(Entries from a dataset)
****************************************

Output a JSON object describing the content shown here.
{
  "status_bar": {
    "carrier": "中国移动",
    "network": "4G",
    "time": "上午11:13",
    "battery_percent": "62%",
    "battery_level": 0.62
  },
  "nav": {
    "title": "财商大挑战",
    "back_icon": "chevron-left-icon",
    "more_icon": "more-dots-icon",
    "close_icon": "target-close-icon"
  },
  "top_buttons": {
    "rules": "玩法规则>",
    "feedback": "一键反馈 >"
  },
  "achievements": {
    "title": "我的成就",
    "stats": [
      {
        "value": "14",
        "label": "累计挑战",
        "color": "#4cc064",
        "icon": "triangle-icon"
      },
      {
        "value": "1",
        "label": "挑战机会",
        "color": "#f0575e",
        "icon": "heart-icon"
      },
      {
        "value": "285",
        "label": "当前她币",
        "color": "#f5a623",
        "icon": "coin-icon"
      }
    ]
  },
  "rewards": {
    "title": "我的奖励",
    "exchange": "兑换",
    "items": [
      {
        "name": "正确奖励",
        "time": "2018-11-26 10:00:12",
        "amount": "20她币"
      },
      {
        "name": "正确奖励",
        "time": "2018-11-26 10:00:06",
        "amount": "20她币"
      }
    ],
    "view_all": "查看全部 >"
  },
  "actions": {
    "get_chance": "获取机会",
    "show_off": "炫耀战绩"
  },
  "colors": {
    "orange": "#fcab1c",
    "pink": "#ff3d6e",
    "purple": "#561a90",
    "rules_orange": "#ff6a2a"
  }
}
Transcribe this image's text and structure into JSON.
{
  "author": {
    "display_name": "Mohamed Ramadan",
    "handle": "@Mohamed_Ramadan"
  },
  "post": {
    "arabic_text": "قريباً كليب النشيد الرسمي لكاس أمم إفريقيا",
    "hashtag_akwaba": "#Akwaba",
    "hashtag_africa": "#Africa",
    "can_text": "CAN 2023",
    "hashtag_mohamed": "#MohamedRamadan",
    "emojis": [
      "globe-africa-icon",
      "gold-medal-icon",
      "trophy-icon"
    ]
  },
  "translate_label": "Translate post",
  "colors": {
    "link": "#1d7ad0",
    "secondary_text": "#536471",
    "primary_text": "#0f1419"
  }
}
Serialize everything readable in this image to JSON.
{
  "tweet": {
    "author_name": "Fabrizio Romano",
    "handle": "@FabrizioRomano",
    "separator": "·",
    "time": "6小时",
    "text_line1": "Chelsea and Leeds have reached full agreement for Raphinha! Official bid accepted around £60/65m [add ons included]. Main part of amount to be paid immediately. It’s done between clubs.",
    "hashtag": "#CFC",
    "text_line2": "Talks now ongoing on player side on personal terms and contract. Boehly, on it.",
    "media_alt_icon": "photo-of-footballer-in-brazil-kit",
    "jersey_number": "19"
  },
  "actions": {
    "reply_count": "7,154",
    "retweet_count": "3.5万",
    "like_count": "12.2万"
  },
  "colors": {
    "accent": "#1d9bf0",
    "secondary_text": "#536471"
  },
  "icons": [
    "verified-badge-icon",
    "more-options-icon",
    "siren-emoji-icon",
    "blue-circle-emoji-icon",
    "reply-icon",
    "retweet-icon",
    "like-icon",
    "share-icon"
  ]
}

****************************************

DIRECTION: Produce a verbatim transcription of the entries above.

FINAL RESULT:
Output a JSON object describing the content shown here.
{
  "status_bar": {
    "carrier": "中国移动",
    "network": "4G",
    "time": "上午11:13",
    "battery_percent": "62%",
    "battery_level": 0.62
  },
  "nav": {
    "title": "财商大挑战",
    "back_icon": "chevron-left-icon",
    "more_icon": "more-dots-icon",
    "close_icon": "target-close-icon"
  },
  "top_buttons": {
    "rules": "玩法规则>",
    "feedback": "一键反馈 >"
  },
  "achievements": {
    "title": "我的成就",
    "stats": [
      {
        "value": "14",
        "label": "累计挑战",
        "color": "#4cc064",
        "icon": "triangle-icon"
      },
      {
        "value": "1",
        "label": "挑战机会",
        "color": "#f0575e",
        "icon": "heart-icon"
      },
      {
        "value": "285",
        "label": "当前她币",
        "color": "#f5a623",
        "icon": "coin-icon"
      }
    ]
  },
  "rewards": {
    "title": "我的奖励",
    "exchange": "兑换",
    "items": [
      {
        "name": "正确奖励",
        "time": "2018-11-26 10:00:12",
        "amount": "20她币"
      },
      {
        "name": "正确奖励",
        "time": "2018-11-26 10:00:06",
        "amount": "20她币"
      }
    ],
    "view_all": "查看全部 >"
  },
  "actions": {
    "get_chance": "获取机会",
    "show_off": "炫耀战绩"
  },
  "colors": {
    "orange": "#fcab1c",
    "pink": "#ff3d6e",
    "purple": "#561a90",
    "rules_orange": "#ff6a2a"
  }
}
Transcribe this image's text and structure into JSON.
{
  "author": {
    "display_name": "Mohamed Ramadan",
    "handle": "@Mohamed_Ramadan"
  },
  "post": {
    "arabic_text": "قريباً كليب النشيد الرسمي لكاس أمم إفريقيا",
    "hashtag_akwaba": "#Akwaba",
    "hashtag_africa": "#Africa",
    "can_text": "CAN 2023",
    "hashtag_mohamed": "#MohamedRamadan",
    "emojis": [
      "globe-africa-icon",
      "gold-medal-icon",
      "trophy-icon"
    ]
  },
  "translate_label": "Translate post",
  "colors": {
    "link": "#1d7ad0",
    "secondary_text": "#536471",
    "primary_text": "#0f1419"
  }
}
Serialize everything readable in this image to JSON.
{
  "tweet": {
    "author_name": "Fabrizio Romano",
    "handle": "@FabrizioRomano",
    "separator": "·",
    "time": "6小时",
    "text_line1": "Chelsea and Leeds have reached full agreement for Raphinha! Official bid accepted around £60/65m [add ons included]. Main part of amount to be paid immediately. It’s done between clubs.",
    "hashtag": "#CFC",
    "text_line2": "Talks now ongoing on player side on personal terms and contract. Boehly, on it.",
    "media_alt_icon": "photo-of-footballer-in-brazil-kit",
    "jersey_number": "19"
  },
  "actions": {
    "reply_count": "7,154",
    "retweet_count": "3.5万",
    "like_count": "12.2万"
  },
  "colors": {
    "accent": "#1d9bf0",
    "secondary_text": "#536471"
  },
  "icons": [
    "verified-badge-icon",
    "more-options-icon",
    "siren-emoji-icon",
    "blue-circle-emoji-icon",
    "reply-icon",
    "retweet-icon",
    "like-icon",
    "share-icon"
  ]
}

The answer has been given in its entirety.